* [Exercise goal] Collect all the lines that mention the word "JSON".

* [Extracted data]
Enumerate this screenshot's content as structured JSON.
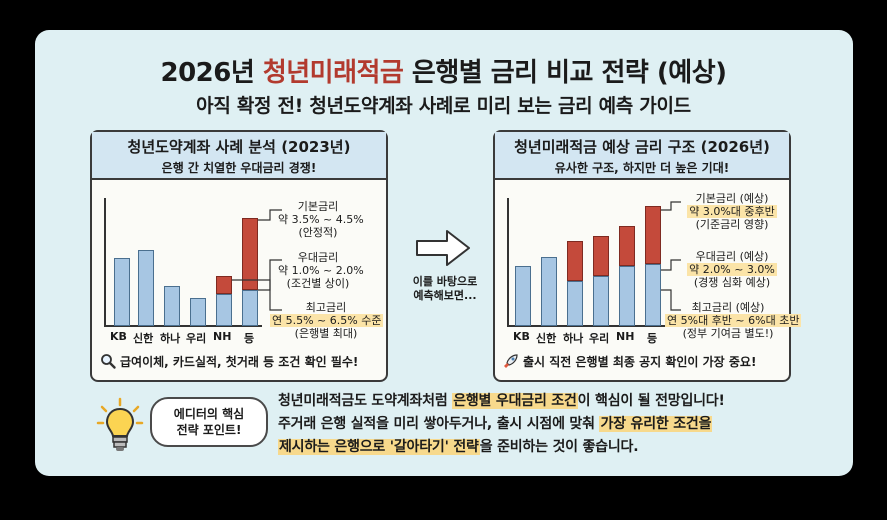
{
  "header": {
    "title_pre": "2026년 ",
    "title_hl": "청년미래적금",
    "title_post": " 은행별 금리 비교 전략 (예상)",
    "subtitle": "아직 확정 전! 청년도약계좌 사례로 미리 보는 금리 예측 가이드"
  },
  "left_panel": {
    "title": "청년도약계좌 사례 분석 (2023년)",
    "subtitle": "은행 간 치열한 우대금리 경쟁!",
    "x_labels": [
      "KB",
      "신한",
      "하나",
      "우리",
      "NH",
      "등"
    ],
    "ann_base": [
      "기본금리",
      "약 3.5% ~ 4.5%",
      "(안정적)"
    ],
    "ann_pref": [
      "우대금리",
      "약 1.0% ~ 2.0%",
      "(조건별 상이)"
    ],
    "ann_max": [
      "최고금리",
      "연 5.5% ~ 6.5% 수준",
      "(은행별 최대)"
    ],
    "footer": "급여이체, 카드실적, 첫거래 등 조건 확인 필수!"
  },
  "arrow": {
    "caption_1": "이를 바탕으로",
    "caption_2": "예측해보면..."
  },
  "right_panel": {
    "title": "청년미래적금 예상 금리 구조 (2026년)",
    "subtitle": "유사한 구조, 하지만 더 높은 기대!",
    "x_labels": [
      "KB",
      "신한",
      "하나",
      "우리",
      "NH",
      "등"
    ],
    "ann_base": [
      "기본금리 (예상)",
      "약 3.0%대 중후반",
      "(기준금리 영향)"
    ],
    "ann_pref": [
      "우대금리 (예상)",
      "약 2.0% ~ 3.0%",
      "(경쟁 심화 예상)"
    ],
    "ann_max": [
      "최고금리 (예상)",
      "연 5%대 후반 ~ 6%대 초반",
      "(정부 기여금 별도!)"
    ],
    "footer": "출시 직전 은행별 최종 공지 확인이 가장 중요!"
  },
  "tip": {
    "bubble_1": "에디터의 핵심",
    "bubble_2": "전략 포인트!",
    "l1_a": "청년미래적금도 도약계좌처럼 ",
    "l1_b": "은행별 우대금리 조건",
    "l1_c": "이 핵심이 될 전망입니다!",
    "l2_a": "주거래 은행 실적을 미리 쌓아두거나, 출시 시점에 맞춰 ",
    "l2_b": "가장 유리한 조건을",
    "l3_a": "제시하는 은행으로 '갈아타기' 전략",
    "l3_b": "을 준비하는 것이 좋습니다."
  },
  "colors": {
    "base_bar": "#a7c6e3",
    "pref_bar": "#c44a3b",
    "highlight": "#f7d98c",
    "title_accent": "#b23a2e"
  },
  "icons": [
    "magnifier-icon",
    "rocket-icon",
    "lightbulb-icon",
    "arrow-right-icon"
  ]
}
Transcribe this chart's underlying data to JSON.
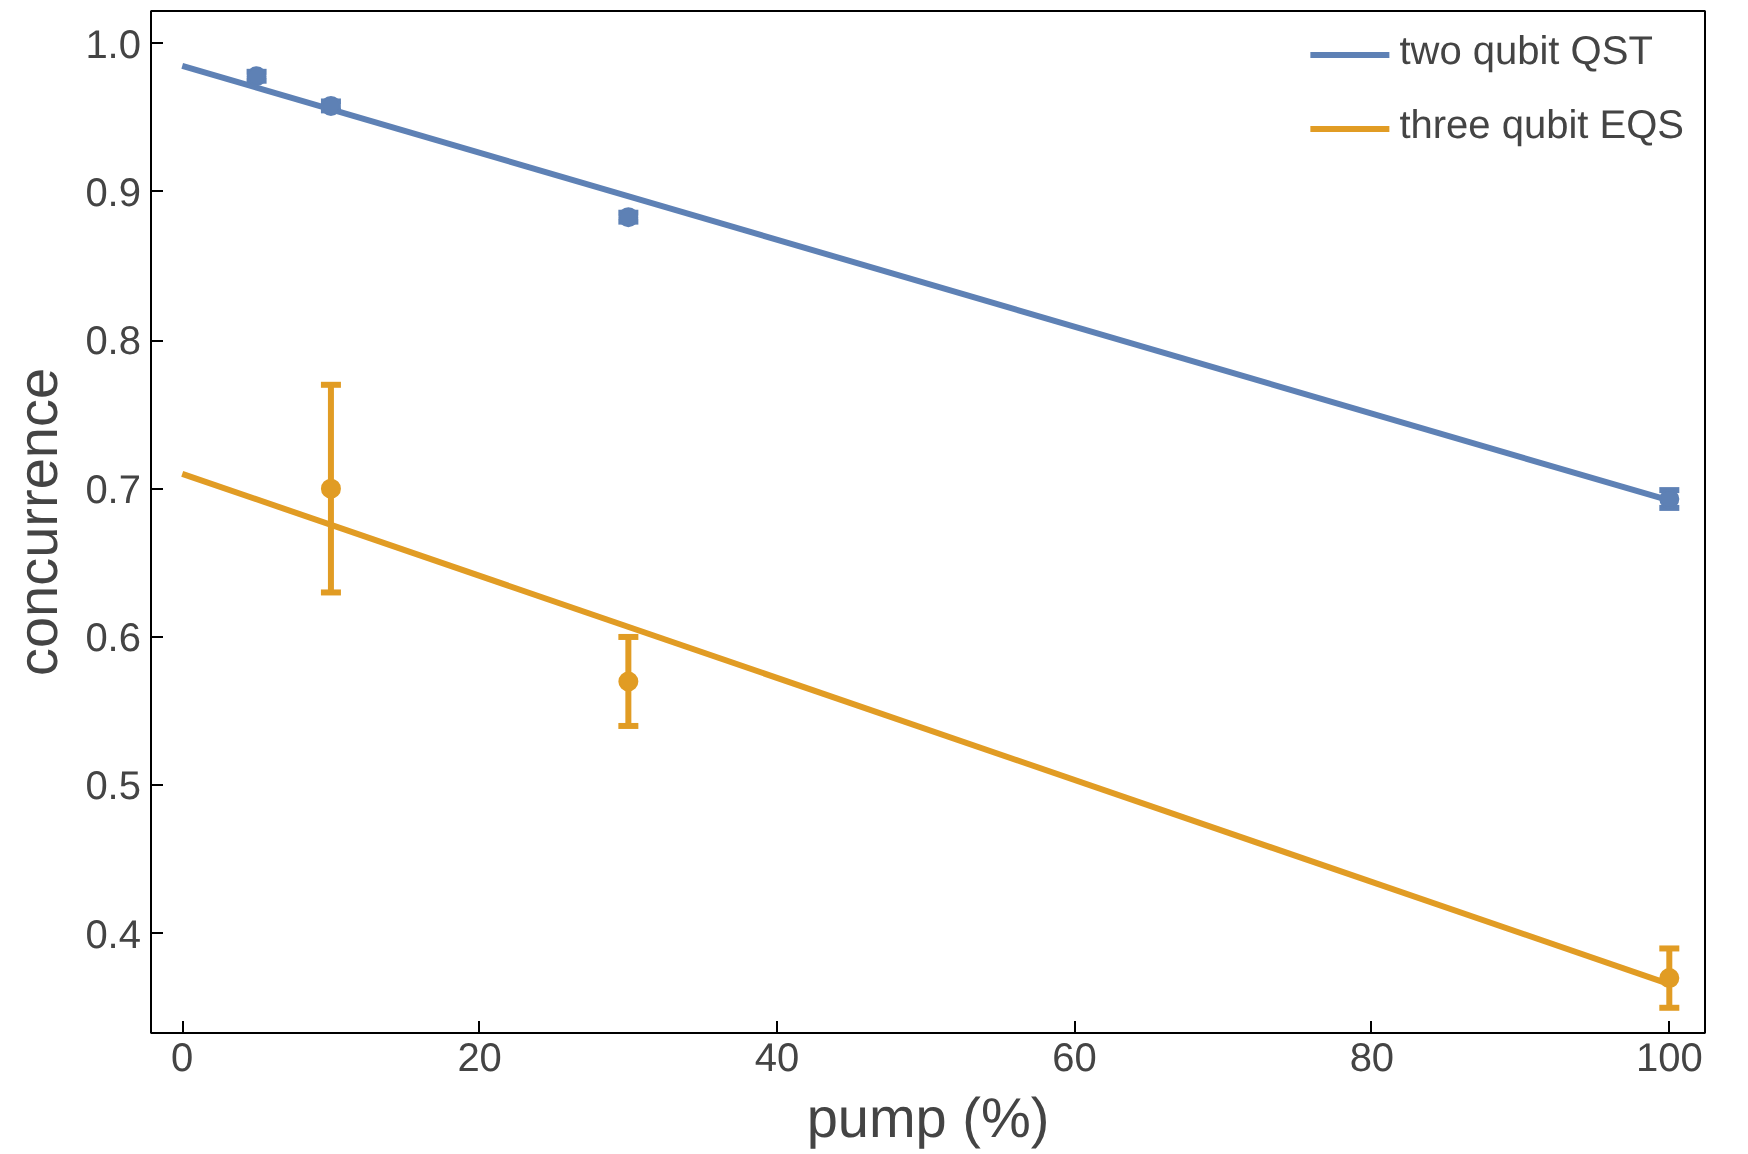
{
  "chart_data": {
    "type": "scatter",
    "xlabel": "pump (%)",
    "ylabel": "concurrence",
    "xlim": [
      -2.1,
      102.4
    ],
    "ylim": [
      0.333,
      1.022
    ],
    "xticks": [
      0,
      20,
      40,
      60,
      80,
      100
    ],
    "yticks": [
      0.4,
      0.5,
      0.6,
      0.7,
      0.8,
      0.9,
      {
        "value": 1.0,
        "label": "1.0"
      }
    ],
    "grid": false,
    "legend": "top right",
    "series": [
      {
        "name": "two qubit QST",
        "type": "line",
        "color": "#5e81b5",
        "x": [
          0,
          100
        ],
        "values": [
          0.985,
          0.692
        ]
      },
      {
        "name": "three qubit EQS",
        "type": "line",
        "color": "#e19c24",
        "x": [
          0,
          100
        ],
        "values": [
          0.71,
          0.366
        ]
      },
      {
        "marker": "circle",
        "color": "#5e81b5",
        "x": [
          5,
          10,
          30,
          100
        ],
        "values": [
          0.978,
          0.958,
          0.883,
          0.693
        ],
        "errors": [
          0.003,
          0.003,
          0.003,
          0.006
        ]
      },
      {
        "marker": "circle",
        "color": "#e19c24",
        "x": [
          10,
          30,
          100
        ],
        "values": [
          0.7,
          0.57,
          0.37
        ],
        "errors": [
          0.07,
          0.03,
          0.02
        ]
      }
    ]
  }
}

* [Result of this task]
Enumerate this screenshot's content as structured JSON.
Transcribe this chart's underlying data to JSON.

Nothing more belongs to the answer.